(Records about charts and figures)
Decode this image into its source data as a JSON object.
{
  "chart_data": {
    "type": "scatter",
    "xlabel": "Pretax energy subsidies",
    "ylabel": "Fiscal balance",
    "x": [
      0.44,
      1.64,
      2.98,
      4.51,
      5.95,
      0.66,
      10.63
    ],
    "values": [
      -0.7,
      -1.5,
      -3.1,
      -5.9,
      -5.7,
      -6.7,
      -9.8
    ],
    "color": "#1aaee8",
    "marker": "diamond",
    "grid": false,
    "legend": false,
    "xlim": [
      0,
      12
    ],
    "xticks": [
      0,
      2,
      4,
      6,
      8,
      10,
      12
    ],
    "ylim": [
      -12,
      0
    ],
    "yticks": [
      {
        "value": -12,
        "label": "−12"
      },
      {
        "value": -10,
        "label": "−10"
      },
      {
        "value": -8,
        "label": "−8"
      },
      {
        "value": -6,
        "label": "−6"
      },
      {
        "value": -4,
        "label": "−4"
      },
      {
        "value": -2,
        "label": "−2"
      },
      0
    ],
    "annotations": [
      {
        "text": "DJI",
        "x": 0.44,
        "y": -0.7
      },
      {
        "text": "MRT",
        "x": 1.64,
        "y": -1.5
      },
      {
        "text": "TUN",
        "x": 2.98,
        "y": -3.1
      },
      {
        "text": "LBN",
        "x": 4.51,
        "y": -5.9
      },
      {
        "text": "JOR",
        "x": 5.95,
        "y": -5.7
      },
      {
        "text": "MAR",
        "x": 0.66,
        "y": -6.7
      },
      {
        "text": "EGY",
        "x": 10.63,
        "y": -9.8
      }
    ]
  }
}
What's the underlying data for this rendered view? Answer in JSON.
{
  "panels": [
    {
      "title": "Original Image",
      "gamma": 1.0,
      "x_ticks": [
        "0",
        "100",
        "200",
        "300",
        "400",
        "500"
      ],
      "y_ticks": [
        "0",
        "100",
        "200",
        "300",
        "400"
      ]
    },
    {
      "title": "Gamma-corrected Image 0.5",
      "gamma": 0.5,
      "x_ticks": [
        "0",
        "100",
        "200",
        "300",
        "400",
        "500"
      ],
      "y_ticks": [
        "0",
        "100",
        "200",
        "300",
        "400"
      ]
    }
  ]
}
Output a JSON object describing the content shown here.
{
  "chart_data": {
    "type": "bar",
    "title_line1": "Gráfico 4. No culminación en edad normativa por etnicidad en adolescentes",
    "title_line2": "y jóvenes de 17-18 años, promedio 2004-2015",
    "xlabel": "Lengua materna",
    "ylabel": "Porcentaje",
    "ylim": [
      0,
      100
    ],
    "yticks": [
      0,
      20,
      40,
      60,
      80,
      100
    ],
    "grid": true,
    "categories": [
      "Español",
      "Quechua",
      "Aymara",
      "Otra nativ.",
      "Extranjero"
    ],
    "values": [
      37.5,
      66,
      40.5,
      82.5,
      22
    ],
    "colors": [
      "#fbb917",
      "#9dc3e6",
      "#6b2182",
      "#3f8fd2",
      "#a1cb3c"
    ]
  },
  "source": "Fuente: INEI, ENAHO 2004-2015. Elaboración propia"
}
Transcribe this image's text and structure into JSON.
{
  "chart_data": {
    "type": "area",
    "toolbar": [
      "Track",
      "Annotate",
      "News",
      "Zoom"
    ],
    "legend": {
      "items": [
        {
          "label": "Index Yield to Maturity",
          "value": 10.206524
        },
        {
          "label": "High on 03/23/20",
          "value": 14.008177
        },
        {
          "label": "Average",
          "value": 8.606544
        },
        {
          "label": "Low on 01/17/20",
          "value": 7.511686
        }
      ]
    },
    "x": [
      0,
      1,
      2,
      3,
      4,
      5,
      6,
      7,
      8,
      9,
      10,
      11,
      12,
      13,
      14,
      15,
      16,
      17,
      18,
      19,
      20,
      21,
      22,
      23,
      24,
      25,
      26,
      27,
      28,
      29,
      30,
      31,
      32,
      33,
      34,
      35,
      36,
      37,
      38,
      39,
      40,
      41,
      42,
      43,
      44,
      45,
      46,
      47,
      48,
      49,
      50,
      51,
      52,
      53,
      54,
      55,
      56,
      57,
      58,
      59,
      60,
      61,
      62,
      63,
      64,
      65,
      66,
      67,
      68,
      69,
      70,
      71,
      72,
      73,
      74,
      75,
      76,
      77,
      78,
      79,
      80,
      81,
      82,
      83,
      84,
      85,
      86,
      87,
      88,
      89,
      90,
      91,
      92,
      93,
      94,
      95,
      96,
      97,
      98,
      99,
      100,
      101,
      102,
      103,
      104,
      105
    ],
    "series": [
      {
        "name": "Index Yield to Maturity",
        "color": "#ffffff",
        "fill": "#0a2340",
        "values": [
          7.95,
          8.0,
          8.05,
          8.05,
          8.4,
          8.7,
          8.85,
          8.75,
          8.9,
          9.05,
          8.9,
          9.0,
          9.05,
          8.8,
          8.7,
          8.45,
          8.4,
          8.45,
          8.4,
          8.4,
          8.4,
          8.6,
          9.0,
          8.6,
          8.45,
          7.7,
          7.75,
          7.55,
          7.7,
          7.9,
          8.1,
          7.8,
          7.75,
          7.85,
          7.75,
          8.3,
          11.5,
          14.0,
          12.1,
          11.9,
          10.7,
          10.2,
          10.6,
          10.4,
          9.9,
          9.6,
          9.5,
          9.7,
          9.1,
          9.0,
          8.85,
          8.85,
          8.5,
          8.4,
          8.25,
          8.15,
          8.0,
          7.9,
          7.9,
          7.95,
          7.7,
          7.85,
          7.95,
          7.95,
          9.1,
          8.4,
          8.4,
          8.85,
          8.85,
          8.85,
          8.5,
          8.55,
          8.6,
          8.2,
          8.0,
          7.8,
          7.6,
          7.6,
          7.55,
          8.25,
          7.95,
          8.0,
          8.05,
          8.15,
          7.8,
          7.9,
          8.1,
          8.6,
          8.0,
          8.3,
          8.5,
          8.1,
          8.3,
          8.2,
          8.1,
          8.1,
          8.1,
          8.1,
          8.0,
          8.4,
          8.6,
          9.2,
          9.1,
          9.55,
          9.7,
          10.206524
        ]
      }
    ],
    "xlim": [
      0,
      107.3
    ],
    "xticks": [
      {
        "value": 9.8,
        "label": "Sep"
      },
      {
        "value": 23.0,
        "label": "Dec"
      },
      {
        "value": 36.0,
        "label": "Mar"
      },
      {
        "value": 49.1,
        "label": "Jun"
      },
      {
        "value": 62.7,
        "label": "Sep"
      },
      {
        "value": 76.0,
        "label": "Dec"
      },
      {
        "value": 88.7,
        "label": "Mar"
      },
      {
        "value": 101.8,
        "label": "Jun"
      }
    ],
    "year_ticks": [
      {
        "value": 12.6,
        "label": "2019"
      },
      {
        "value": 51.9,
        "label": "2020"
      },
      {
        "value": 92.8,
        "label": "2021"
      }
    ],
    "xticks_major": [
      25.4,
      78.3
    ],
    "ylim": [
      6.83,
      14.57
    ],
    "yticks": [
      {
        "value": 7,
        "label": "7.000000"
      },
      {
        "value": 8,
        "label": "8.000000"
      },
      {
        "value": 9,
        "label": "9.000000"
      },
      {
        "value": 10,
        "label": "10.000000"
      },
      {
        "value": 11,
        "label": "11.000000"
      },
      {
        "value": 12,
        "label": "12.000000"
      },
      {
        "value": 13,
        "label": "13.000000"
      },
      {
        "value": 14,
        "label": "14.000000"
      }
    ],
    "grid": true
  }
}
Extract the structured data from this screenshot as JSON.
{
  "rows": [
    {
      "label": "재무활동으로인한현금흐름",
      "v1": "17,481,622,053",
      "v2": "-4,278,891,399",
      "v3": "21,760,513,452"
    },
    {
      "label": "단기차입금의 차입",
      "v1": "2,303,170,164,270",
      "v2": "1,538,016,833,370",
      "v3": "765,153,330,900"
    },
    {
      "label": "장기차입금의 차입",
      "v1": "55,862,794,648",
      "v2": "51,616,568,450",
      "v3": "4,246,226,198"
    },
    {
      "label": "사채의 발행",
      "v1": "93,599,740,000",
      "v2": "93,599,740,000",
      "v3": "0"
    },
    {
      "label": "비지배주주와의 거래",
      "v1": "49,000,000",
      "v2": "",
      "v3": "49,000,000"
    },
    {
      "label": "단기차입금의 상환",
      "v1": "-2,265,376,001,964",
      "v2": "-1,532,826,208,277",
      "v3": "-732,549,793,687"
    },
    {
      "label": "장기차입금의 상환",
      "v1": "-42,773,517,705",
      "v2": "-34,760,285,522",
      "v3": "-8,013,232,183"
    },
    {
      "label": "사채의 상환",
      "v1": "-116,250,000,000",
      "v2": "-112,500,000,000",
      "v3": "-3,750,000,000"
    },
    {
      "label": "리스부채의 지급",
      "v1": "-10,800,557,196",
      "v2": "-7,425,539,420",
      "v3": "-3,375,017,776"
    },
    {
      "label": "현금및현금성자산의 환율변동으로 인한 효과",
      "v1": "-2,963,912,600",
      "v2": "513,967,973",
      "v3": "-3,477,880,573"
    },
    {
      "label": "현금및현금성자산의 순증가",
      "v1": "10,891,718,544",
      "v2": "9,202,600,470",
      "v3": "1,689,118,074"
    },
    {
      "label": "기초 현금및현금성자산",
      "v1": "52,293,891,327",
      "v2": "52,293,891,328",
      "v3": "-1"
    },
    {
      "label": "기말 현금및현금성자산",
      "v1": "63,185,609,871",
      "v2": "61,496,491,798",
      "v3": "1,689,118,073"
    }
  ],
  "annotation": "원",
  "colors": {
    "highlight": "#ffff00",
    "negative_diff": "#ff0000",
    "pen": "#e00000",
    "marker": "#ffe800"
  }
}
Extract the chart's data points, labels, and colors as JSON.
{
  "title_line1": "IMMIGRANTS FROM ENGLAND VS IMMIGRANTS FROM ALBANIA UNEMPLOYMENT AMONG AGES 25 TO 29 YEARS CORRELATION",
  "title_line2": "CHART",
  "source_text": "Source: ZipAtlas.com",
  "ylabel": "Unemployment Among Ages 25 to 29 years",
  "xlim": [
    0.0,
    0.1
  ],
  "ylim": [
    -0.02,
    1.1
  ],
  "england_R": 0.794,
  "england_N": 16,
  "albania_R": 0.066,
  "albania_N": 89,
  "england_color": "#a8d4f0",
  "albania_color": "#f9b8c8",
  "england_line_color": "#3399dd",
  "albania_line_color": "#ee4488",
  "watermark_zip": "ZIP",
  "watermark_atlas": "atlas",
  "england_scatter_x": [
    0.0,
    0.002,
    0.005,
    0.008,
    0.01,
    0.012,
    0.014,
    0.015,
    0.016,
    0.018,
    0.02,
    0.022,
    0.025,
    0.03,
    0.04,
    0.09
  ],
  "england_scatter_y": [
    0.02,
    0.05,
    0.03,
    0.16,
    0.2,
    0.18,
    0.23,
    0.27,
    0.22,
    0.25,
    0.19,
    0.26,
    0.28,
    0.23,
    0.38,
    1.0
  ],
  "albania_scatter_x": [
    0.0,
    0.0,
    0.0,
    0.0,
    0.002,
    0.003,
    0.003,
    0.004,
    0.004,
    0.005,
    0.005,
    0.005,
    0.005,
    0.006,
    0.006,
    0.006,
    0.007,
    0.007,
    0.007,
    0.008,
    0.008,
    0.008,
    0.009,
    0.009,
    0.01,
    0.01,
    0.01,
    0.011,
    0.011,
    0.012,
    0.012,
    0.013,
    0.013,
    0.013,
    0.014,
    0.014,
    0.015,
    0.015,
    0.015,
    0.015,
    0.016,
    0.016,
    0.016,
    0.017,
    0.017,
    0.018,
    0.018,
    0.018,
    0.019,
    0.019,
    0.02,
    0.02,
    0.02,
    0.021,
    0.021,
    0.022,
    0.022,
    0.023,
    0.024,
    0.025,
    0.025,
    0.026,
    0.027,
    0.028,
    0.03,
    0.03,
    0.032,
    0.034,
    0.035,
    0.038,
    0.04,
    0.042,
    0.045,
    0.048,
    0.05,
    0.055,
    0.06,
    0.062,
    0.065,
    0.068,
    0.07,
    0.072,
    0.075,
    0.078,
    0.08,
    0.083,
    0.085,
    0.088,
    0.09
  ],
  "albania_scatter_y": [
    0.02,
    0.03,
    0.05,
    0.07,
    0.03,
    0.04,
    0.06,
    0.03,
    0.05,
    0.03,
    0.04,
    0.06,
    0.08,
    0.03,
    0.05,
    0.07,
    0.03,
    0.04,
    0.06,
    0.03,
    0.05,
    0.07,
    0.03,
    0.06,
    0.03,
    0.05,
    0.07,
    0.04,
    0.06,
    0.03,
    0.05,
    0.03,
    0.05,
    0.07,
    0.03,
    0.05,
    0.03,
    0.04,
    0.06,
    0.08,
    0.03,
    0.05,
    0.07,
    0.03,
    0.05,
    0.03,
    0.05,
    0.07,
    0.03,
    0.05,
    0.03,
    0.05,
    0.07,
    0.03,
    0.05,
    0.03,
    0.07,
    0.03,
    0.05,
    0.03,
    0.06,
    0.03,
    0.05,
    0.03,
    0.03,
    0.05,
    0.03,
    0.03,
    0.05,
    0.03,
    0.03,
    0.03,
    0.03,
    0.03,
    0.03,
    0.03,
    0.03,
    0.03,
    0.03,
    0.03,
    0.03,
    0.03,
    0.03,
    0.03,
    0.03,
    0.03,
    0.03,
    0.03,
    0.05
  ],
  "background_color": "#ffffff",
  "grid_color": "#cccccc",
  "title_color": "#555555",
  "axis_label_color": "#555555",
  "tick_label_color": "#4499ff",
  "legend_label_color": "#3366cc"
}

Set exercise: Tally the lines containing "Index". Provide the number without any other words.

Solution to this problem: 2